* [PROBLEM DESCRIPTION] For the entries below, how many lines include the word "title"? Give the figure and nothing more.

Stored entries:
** Begin **

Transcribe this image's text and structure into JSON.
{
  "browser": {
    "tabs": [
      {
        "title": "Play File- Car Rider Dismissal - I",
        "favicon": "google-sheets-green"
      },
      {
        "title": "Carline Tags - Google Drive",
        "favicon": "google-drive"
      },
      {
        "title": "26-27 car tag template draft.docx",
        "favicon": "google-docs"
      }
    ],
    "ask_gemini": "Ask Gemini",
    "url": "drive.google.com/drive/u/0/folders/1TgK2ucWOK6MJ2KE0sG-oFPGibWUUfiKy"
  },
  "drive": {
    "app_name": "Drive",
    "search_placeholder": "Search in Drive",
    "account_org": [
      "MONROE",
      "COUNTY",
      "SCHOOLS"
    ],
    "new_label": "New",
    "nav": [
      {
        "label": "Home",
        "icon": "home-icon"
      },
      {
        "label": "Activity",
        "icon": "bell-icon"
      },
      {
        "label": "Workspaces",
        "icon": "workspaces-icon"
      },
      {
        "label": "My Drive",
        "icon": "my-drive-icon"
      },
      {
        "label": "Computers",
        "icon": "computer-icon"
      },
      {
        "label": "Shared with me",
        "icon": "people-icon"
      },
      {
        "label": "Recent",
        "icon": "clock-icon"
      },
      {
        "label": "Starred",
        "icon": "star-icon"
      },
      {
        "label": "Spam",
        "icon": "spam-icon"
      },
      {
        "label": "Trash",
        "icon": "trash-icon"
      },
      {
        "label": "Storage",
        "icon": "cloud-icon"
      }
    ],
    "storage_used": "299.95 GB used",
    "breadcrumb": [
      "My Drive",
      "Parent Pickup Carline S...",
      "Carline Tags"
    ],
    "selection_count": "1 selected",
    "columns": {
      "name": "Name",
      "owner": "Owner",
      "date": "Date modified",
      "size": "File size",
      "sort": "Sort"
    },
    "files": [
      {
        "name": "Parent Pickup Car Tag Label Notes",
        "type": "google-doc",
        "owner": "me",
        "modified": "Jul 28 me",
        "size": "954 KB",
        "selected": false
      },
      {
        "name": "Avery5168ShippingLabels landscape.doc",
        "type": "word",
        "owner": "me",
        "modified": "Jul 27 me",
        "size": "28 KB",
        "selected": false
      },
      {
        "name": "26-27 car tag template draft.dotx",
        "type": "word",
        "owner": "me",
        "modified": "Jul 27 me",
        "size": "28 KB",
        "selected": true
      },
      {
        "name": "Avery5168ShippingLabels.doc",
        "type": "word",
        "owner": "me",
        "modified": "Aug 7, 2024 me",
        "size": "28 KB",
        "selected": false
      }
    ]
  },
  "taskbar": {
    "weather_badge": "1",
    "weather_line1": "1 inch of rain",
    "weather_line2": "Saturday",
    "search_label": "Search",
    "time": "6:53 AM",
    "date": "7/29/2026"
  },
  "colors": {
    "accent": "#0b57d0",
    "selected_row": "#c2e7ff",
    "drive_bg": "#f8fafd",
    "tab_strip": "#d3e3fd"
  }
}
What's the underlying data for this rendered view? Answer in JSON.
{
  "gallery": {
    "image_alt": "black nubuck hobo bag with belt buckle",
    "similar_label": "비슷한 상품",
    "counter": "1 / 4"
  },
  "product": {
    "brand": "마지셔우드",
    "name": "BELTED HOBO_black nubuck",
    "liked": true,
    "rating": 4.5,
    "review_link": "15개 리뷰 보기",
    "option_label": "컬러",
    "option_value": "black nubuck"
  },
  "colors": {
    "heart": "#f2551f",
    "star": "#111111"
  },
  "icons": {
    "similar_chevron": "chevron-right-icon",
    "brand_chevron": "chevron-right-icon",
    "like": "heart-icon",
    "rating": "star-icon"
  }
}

** End **

* [PROBLEM SOLUTION] 3